→ **WRITTEN EXERCISE**: From the listing below, pull out the lines that hold "Sequential".

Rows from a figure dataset
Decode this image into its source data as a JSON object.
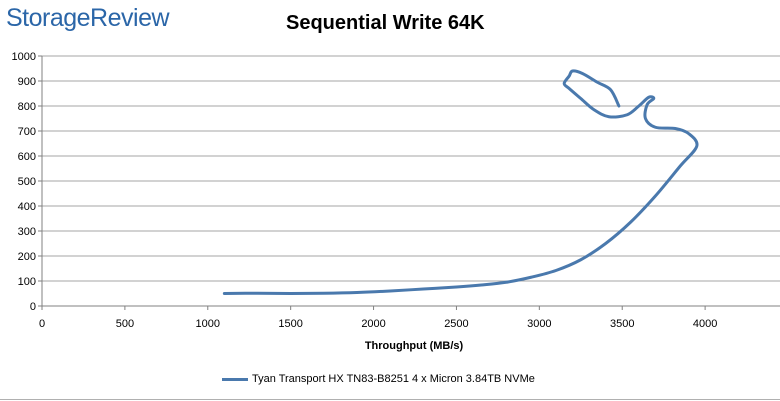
{
  "header": {
    "logo_text": "StorageReview",
    "chart_title": "Sequential Write 64K"
  },
  "colors": {
    "series": "#4a79ad",
    "logo": "#2b66a8",
    "grid": "#a6a6a6"
  },
  "chart_data": {
    "type": "line",
    "title": "Sequential Write 64K",
    "xlabel": "Throughput (MB/s)",
    "ylabel": "",
    "xlim": [
      0,
      4500
    ],
    "ylim": [
      0,
      1000
    ],
    "x_ticks": [
      "0",
      "500",
      "1000",
      "1500",
      "2000",
      "2500",
      "3000",
      "3500",
      "4000",
      "4"
    ],
    "y_ticks": [
      "0",
      "100",
      "200",
      "300",
      "400",
      "500",
      "600",
      "700",
      "800",
      "900",
      "1000"
    ],
    "grid": "horizontal",
    "legend_position": "bottom",
    "series": [
      {
        "name": "Tyan Transport HX TN83-B8251 4 x Micron 3.84TB NVMe",
        "points": [
          [
            1100,
            50
          ],
          [
            1300,
            51
          ],
          [
            1500,
            50
          ],
          [
            1700,
            51
          ],
          [
            1900,
            54
          ],
          [
            2100,
            60
          ],
          [
            2300,
            68
          ],
          [
            2500,
            76
          ],
          [
            2650,
            84
          ],
          [
            2800,
            95
          ],
          [
            2950,
            115
          ],
          [
            3100,
            142
          ],
          [
            3250,
            185
          ],
          [
            3400,
            250
          ],
          [
            3550,
            335
          ],
          [
            3700,
            440
          ],
          [
            3850,
            560
          ],
          [
            3950,
            640
          ],
          [
            3900,
            690
          ],
          [
            3820,
            710
          ],
          [
            3700,
            715
          ],
          [
            3640,
            750
          ],
          [
            3650,
            805
          ],
          [
            3690,
            830
          ],
          [
            3660,
            835
          ],
          [
            3600,
            800
          ],
          [
            3530,
            765
          ],
          [
            3420,
            757
          ],
          [
            3330,
            785
          ],
          [
            3250,
            830
          ],
          [
            3180,
            870
          ],
          [
            3150,
            890
          ],
          [
            3180,
            920
          ],
          [
            3200,
            940
          ],
          [
            3260,
            930
          ],
          [
            3350,
            895
          ],
          [
            3430,
            865
          ],
          [
            3480,
            800
          ]
        ]
      }
    ]
  }
}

→ **RESULT OF THIS TASK**:
    "chart_title": "Sequential Write 64K"
    "title": "Sequential Write 64K",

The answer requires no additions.